WHAT TO PRODUCE: Will you output all of the data below exactly, omitting the images?
————————
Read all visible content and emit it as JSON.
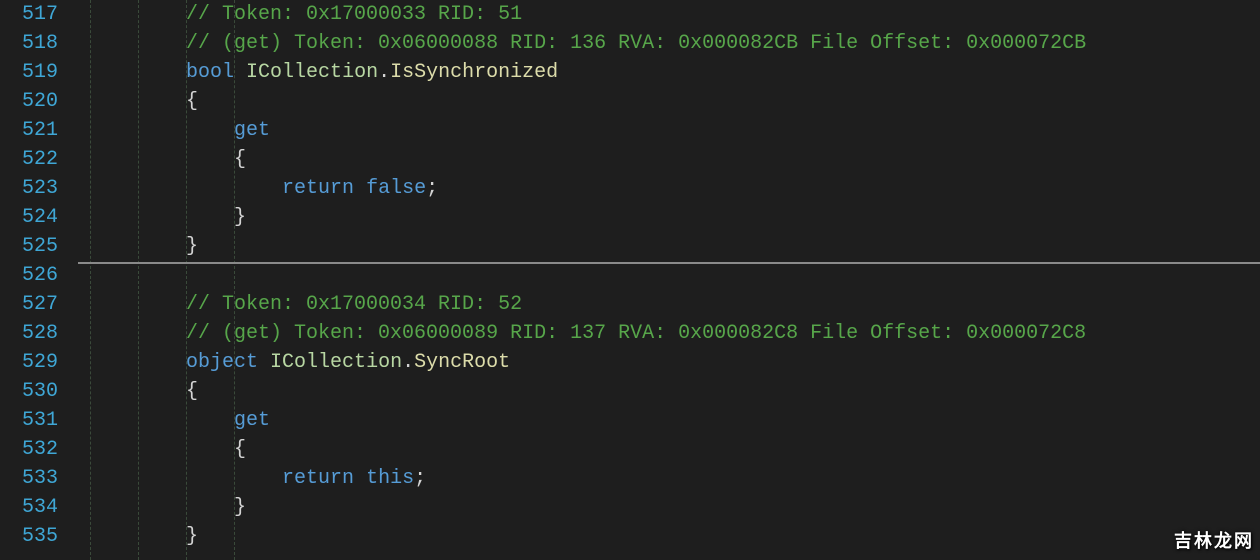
{
  "editor": {
    "line_numbers": [
      "517",
      "518",
      "519",
      "520",
      "521",
      "522",
      "523",
      "524",
      "525",
      "526",
      "527",
      "528",
      "529",
      "530",
      "531",
      "532",
      "533",
      "534",
      "535"
    ],
    "watermark": "吉林龙网",
    "indent_guides": [
      0,
      48,
      96,
      144
    ],
    "divider_after_index": 8
  },
  "code": {
    "lines": [
      {
        "indent": 2,
        "tokens": [
          {
            "t": "comment",
            "v": "// Token: 0x17000033 RID: 51"
          }
        ]
      },
      {
        "indent": 2,
        "tokens": [
          {
            "t": "comment",
            "v": "// (get) Token: 0x06000088 RID: 136 RVA: 0x000082CB File Offset: 0x000072CB"
          }
        ]
      },
      {
        "indent": 2,
        "tokens": [
          {
            "t": "keyword",
            "v": "bool"
          },
          {
            "t": "text",
            "v": " "
          },
          {
            "t": "type",
            "v": "ICollection"
          },
          {
            "t": "punct",
            "v": "."
          },
          {
            "t": "member",
            "v": "IsSynchronized"
          }
        ]
      },
      {
        "indent": 2,
        "tokens": [
          {
            "t": "punct",
            "v": "{"
          }
        ]
      },
      {
        "indent": 3,
        "tokens": [
          {
            "t": "keyword",
            "v": "get"
          }
        ]
      },
      {
        "indent": 3,
        "tokens": [
          {
            "t": "punct",
            "v": "{"
          }
        ]
      },
      {
        "indent": 4,
        "tokens": [
          {
            "t": "keyword",
            "v": "return"
          },
          {
            "t": "text",
            "v": " "
          },
          {
            "t": "keyword",
            "v": "false"
          },
          {
            "t": "punct",
            "v": ";"
          }
        ]
      },
      {
        "indent": 3,
        "tokens": [
          {
            "t": "punct",
            "v": "}"
          }
        ]
      },
      {
        "indent": 2,
        "tokens": [
          {
            "t": "punct",
            "v": "}"
          }
        ]
      },
      {
        "indent": 0,
        "tokens": []
      },
      {
        "indent": 2,
        "tokens": [
          {
            "t": "comment",
            "v": "// Token: 0x17000034 RID: 52"
          }
        ]
      },
      {
        "indent": 2,
        "tokens": [
          {
            "t": "comment",
            "v": "// (get) Token: 0x06000089 RID: 137 RVA: 0x000082C8 File Offset: 0x000072C8"
          }
        ]
      },
      {
        "indent": 2,
        "tokens": [
          {
            "t": "keyword",
            "v": "object"
          },
          {
            "t": "text",
            "v": " "
          },
          {
            "t": "type",
            "v": "ICollection"
          },
          {
            "t": "punct",
            "v": "."
          },
          {
            "t": "member",
            "v": "SyncRoot"
          }
        ]
      },
      {
        "indent": 2,
        "tokens": [
          {
            "t": "punct",
            "v": "{"
          }
        ]
      },
      {
        "indent": 3,
        "tokens": [
          {
            "t": "keyword",
            "v": "get"
          }
        ]
      },
      {
        "indent": 3,
        "tokens": [
          {
            "t": "punct",
            "v": "{"
          }
        ]
      },
      {
        "indent": 4,
        "tokens": [
          {
            "t": "keyword",
            "v": "return"
          },
          {
            "t": "text",
            "v": " "
          },
          {
            "t": "keyword",
            "v": "this"
          },
          {
            "t": "punct",
            "v": ";"
          }
        ]
      },
      {
        "indent": 3,
        "tokens": [
          {
            "t": "punct",
            "v": "}"
          }
        ]
      },
      {
        "indent": 2,
        "tokens": [
          {
            "t": "punct",
            "v": "}"
          }
        ]
      }
    ]
  }
}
————————
SOLUTION BELOW:
Read all visible content and emit it as JSON.
{
  "editor": {
    "line_numbers": [
      "517",
      "518",
      "519",
      "520",
      "521",
      "522",
      "523",
      "524",
      "525",
      "526",
      "527",
      "528",
      "529",
      "530",
      "531",
      "532",
      "533",
      "534",
      "535"
    ],
    "watermark": "吉林龙网",
    "indent_guides": [
      0,
      48,
      96,
      144
    ],
    "divider_after_index": 8
  },
  "code": {
    "lines": [
      {
        "indent": 2,
        "tokens": [
          {
            "t": "comment",
            "v": "// Token: 0x17000033 RID: 51"
          }
        ]
      },
      {
        "indent": 2,
        "tokens": [
          {
            "t": "comment",
            "v": "// (get) Token: 0x06000088 RID: 136 RVA: 0x000082CB File Offset: 0x000072CB"
          }
        ]
      },
      {
        "indent": 2,
        "tokens": [
          {
            "t": "keyword",
            "v": "bool"
          },
          {
            "t": "text",
            "v": " "
          },
          {
            "t": "type",
            "v": "ICollection"
          },
          {
            "t": "punct",
            "v": "."
          },
          {
            "t": "member",
            "v": "IsSynchronized"
          }
        ]
      },
      {
        "indent": 2,
        "tokens": [
          {
            "t": "punct",
            "v": "{"
          }
        ]
      },
      {
        "indent": 3,
        "tokens": [
          {
            "t": "keyword",
            "v": "get"
          }
        ]
      },
      {
        "indent": 3,
        "tokens": [
          {
            "t": "punct",
            "v": "{"
          }
        ]
      },
      {
        "indent": 4,
        "tokens": [
          {
            "t": "keyword",
            "v": "return"
          },
          {
            "t": "text",
            "v": " "
          },
          {
            "t": "keyword",
            "v": "false"
          },
          {
            "t": "punct",
            "v": ";"
          }
        ]
      },
      {
        "indent": 3,
        "tokens": [
          {
            "t": "punct",
            "v": "}"
          }
        ]
      },
      {
        "indent": 2,
        "tokens": [
          {
            "t": "punct",
            "v": "}"
          }
        ]
      },
      {
        "indent": 0,
        "tokens": []
      },
      {
        "indent": 2,
        "tokens": [
          {
            "t": "comment",
            "v": "// Token: 0x17000034 RID: 52"
          }
        ]
      },
      {
        "indent": 2,
        "tokens": [
          {
            "t": "comment",
            "v": "// (get) Token: 0x06000089 RID: 137 RVA: 0x000082C8 File Offset: 0x000072C8"
          }
        ]
      },
      {
        "indent": 2,
        "tokens": [
          {
            "t": "keyword",
            "v": "object"
          },
          {
            "t": "text",
            "v": " "
          },
          {
            "t": "type",
            "v": "ICollection"
          },
          {
            "t": "punct",
            "v": "."
          },
          {
            "t": "member",
            "v": "SyncRoot"
          }
        ]
      },
      {
        "indent": 2,
        "tokens": [
          {
            "t": "punct",
            "v": "{"
          }
        ]
      },
      {
        "indent": 3,
        "tokens": [
          {
            "t": "keyword",
            "v": "get"
          }
        ]
      },
      {
        "indent": 3,
        "tokens": [
          {
            "t": "punct",
            "v": "{"
          }
        ]
      },
      {
        "indent": 4,
        "tokens": [
          {
            "t": "keyword",
            "v": "return"
          },
          {
            "t": "text",
            "v": " "
          },
          {
            "t": "keyword",
            "v": "this"
          },
          {
            "t": "punct",
            "v": ";"
          }
        ]
      },
      {
        "indent": 3,
        "tokens": [
          {
            "t": "punct",
            "v": "}"
          }
        ]
      },
      {
        "indent": 2,
        "tokens": [
          {
            "t": "punct",
            "v": "}"
          }
        ]
      }
    ]
  }
}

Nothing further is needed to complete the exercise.